- [GOAL OF THE EXERCISE] Tally the lines holding "elevati" and state only that figure.

- [GIVEN INFORMATION]
---+---

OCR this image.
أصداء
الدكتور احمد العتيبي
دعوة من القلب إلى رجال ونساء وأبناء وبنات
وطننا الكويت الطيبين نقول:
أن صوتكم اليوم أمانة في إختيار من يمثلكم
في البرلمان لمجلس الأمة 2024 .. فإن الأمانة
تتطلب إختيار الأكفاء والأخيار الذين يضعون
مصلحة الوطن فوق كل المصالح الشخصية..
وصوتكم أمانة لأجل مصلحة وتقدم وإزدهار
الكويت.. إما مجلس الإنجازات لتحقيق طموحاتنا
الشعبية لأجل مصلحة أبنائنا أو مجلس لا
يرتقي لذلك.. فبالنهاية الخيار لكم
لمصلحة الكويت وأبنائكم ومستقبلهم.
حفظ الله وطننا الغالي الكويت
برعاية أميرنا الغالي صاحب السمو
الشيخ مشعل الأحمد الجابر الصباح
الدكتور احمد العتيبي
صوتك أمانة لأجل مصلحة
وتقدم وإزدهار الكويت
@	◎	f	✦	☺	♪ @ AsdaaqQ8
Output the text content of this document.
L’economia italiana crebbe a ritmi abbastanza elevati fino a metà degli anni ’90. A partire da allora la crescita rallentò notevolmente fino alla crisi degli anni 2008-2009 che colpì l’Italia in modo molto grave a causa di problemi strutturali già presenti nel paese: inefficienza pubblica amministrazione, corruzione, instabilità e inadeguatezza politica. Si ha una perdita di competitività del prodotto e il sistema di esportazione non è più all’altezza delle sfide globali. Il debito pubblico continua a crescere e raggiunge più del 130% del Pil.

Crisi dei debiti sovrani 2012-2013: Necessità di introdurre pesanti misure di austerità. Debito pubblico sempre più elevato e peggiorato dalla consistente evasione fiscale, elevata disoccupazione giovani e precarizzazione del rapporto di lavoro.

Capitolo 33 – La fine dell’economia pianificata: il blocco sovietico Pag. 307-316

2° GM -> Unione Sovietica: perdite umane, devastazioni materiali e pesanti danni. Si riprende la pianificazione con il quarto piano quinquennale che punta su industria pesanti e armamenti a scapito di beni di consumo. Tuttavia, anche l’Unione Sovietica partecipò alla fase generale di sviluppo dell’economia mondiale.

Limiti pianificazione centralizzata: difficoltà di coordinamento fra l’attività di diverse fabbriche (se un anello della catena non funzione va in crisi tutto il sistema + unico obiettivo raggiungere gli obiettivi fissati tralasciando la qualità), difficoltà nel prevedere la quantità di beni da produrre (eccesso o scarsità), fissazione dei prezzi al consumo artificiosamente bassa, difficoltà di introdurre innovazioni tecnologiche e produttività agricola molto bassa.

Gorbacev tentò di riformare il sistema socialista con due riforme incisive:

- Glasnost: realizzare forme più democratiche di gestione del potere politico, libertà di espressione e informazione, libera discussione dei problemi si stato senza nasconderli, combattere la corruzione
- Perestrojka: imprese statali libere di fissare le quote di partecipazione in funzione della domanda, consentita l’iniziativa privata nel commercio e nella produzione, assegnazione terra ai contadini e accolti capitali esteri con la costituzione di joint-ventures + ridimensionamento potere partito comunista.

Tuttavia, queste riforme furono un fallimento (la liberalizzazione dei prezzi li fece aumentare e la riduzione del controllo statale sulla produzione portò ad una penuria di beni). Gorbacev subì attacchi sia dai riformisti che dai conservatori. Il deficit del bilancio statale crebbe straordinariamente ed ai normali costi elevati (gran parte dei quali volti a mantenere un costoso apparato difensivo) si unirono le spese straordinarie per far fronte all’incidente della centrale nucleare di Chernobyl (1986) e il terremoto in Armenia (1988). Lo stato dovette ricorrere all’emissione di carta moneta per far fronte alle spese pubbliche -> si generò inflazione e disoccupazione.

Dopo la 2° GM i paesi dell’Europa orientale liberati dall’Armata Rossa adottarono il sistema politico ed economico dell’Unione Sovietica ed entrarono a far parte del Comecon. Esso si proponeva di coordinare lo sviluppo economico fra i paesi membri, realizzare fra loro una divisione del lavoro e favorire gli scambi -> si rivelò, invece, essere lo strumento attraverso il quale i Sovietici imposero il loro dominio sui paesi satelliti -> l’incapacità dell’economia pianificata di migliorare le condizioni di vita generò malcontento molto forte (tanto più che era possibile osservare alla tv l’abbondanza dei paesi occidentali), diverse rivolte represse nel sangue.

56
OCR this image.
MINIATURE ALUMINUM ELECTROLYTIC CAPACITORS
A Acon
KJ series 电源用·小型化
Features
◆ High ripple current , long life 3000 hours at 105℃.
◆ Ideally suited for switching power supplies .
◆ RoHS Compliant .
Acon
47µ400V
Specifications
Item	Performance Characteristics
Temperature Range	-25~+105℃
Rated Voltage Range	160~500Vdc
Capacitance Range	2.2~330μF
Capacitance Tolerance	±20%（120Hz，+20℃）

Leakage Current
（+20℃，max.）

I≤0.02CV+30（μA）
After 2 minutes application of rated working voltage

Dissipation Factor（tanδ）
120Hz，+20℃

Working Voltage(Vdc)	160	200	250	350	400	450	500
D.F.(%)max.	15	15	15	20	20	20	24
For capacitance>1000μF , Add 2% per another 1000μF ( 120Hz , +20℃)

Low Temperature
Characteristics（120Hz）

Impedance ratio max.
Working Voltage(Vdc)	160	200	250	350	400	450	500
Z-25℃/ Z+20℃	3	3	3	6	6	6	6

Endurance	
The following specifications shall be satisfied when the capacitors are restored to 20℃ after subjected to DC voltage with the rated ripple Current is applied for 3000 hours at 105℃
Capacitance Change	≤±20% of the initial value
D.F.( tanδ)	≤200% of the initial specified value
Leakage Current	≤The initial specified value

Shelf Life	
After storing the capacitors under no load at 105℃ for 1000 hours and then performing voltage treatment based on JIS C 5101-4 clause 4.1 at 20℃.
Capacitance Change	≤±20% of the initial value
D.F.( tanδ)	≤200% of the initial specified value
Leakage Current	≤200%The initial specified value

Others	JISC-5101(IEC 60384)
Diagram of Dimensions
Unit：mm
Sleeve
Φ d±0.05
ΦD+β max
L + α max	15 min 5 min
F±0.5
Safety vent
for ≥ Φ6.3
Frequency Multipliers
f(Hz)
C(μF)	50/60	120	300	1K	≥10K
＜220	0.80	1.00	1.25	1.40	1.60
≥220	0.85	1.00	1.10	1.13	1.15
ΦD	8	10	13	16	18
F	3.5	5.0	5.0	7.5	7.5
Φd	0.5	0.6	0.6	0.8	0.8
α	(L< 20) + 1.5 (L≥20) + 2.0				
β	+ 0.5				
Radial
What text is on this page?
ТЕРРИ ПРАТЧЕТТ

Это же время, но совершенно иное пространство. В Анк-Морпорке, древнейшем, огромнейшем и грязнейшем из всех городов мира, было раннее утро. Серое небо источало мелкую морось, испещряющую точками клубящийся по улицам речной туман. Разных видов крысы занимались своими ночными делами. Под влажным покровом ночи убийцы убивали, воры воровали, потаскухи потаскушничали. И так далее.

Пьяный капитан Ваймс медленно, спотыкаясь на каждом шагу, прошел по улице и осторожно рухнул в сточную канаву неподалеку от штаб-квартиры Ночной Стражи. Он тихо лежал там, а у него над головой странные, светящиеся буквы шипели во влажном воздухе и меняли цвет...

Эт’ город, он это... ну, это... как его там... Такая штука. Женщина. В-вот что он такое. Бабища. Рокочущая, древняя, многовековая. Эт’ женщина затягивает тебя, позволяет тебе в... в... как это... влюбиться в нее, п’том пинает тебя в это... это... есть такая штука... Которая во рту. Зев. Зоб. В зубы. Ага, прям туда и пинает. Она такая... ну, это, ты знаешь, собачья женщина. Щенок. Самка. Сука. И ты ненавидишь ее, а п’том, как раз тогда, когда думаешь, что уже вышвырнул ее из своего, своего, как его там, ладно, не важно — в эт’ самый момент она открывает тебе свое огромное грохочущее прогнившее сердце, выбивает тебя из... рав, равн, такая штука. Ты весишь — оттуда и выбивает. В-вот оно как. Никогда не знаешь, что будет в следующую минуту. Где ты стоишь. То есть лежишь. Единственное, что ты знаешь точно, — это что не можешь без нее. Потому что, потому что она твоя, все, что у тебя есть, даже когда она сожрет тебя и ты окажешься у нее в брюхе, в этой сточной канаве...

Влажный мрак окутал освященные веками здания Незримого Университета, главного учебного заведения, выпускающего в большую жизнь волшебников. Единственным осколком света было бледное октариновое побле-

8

---+---

- [FULL OUTPUT] 2